**RECORD EXCERPTS:**
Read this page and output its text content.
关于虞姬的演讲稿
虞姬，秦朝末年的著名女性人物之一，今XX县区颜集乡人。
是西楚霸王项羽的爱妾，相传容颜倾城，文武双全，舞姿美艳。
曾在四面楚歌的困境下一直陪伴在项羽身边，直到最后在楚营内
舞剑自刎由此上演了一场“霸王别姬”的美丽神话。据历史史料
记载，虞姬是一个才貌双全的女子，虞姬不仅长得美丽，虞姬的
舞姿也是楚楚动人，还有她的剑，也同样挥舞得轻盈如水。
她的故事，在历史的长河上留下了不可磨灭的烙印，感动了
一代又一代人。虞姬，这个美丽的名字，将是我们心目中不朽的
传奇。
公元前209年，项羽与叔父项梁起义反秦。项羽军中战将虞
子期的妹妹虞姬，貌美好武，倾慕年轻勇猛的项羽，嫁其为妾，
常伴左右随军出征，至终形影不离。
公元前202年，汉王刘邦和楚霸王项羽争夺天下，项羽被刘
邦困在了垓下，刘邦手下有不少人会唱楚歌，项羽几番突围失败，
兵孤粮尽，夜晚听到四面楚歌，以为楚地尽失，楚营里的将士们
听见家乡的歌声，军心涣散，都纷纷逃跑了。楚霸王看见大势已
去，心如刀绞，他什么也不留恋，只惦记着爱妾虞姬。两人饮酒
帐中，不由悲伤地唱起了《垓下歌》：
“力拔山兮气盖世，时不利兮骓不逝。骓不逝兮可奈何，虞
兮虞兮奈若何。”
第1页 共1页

**THE EXERCISE:** Repeat the entries above exactly, leaving nothing out.

**EXERCISE RESPONSE:**
Read this page and output its text content.
关于虞姬的演讲稿
虞姬，秦朝末年的著名女性人物之一，今XX县区颜集乡人。
是西楚霸王项羽的爱妾，相传容颜倾城，文武双全，舞姿美艳。
曾在四面楚歌的困境下一直陪伴在项羽身边，直到最后在楚营内
舞剑自刎由此上演了一场“霸王别姬”的美丽神话。据历史史料
记载，虞姬是一个才貌双全的女子，虞姬不仅长得美丽，虞姬的
舞姿也是楚楚动人，还有她的剑，也同样挥舞得轻盈如水。
她的故事，在历史的长河上留下了不可磨灭的烙印，感动了
一代又一代人。虞姬，这个美丽的名字，将是我们心目中不朽的
传奇。
公元前209年，项羽与叔父项梁起义反秦。项羽军中战将虞
子期的妹妹虞姬，貌美好武，倾慕年轻勇猛的项羽，嫁其为妾，
常伴左右随军出征，至终形影不离。
公元前202年，汉王刘邦和楚霸王项羽争夺天下，项羽被刘
邦困在了垓下，刘邦手下有不少人会唱楚歌，项羽几番突围失败，
兵孤粮尽，夜晚听到四面楚歌，以为楚地尽失，楚营里的将士们
听见家乡的歌声，军心涣散，都纷纷逃跑了。楚霸王看见大势已
去，心如刀绞，他什么也不留恋，只惦记着爱妾虞姬。两人饮酒
帐中，不由悲伤地唱起了《垓下歌》：
“力拔山兮气盖世，时不利兮骓不逝。骓不逝兮可奈何，虞
兮虞兮奈若何。”
第1页 共1页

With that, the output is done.